Task to carry out »
Report each line of the data that has "Cash" somewhere in it.

Dataset records:
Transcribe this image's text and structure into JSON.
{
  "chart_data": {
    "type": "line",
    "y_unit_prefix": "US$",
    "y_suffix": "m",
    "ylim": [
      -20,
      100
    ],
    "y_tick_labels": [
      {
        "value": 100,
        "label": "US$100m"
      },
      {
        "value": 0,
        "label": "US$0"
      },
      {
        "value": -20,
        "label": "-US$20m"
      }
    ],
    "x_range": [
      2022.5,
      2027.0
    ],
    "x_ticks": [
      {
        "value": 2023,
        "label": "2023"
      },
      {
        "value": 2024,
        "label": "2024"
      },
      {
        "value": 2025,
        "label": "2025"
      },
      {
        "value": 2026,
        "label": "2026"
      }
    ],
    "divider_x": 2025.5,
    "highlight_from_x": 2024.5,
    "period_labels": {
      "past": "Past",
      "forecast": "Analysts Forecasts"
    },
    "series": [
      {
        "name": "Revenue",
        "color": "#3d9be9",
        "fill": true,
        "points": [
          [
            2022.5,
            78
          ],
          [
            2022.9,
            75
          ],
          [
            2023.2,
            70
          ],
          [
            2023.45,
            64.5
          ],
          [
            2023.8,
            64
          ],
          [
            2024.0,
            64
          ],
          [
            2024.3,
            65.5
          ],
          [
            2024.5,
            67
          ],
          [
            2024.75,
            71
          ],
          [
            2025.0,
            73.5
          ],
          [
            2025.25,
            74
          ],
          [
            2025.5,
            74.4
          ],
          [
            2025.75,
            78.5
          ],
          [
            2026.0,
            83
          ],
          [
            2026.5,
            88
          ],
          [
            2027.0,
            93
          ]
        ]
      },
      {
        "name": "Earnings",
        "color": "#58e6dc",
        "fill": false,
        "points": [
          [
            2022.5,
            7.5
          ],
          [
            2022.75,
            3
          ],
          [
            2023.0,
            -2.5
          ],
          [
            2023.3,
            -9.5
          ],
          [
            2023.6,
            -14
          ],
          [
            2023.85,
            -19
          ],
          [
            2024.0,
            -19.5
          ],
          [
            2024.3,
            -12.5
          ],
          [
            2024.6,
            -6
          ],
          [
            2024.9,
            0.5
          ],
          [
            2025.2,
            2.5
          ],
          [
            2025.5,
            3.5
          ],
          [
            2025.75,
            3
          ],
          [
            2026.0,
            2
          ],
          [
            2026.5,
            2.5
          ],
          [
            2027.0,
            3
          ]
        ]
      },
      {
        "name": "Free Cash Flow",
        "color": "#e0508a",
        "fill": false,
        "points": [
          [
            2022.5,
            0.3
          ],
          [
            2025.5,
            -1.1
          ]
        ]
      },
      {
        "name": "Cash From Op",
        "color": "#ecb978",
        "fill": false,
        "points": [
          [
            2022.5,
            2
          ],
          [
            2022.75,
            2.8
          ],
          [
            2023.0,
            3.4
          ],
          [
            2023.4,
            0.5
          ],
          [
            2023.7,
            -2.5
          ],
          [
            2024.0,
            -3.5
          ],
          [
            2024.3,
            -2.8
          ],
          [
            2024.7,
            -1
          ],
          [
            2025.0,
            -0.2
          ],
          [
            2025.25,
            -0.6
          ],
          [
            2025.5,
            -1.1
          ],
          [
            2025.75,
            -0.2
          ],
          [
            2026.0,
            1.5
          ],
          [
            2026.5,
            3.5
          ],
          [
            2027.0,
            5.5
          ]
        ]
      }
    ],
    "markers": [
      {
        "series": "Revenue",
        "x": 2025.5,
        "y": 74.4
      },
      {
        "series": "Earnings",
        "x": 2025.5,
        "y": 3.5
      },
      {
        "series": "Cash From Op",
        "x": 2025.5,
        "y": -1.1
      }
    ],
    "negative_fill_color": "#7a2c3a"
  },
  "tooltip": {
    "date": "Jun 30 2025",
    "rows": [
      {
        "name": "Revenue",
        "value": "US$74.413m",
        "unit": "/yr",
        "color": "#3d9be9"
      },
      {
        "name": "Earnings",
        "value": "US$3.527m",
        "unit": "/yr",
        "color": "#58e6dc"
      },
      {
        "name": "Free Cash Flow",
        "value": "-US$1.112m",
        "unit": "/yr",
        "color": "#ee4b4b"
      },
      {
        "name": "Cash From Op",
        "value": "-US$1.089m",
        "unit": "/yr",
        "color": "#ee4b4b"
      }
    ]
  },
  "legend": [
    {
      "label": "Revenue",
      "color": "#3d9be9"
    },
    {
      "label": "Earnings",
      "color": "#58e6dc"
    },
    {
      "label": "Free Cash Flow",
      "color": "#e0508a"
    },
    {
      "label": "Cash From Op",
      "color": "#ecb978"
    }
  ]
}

Answer for this exercise »
        "name": "Free Cash Flow",
        "name": "Cash From Op",
        "series": "Cash From Op",
        "name": "Free Cash Flow",
        "name": "Cash From Op",
      "label": "Free Cash Flow",
      "label": "Cash From Op",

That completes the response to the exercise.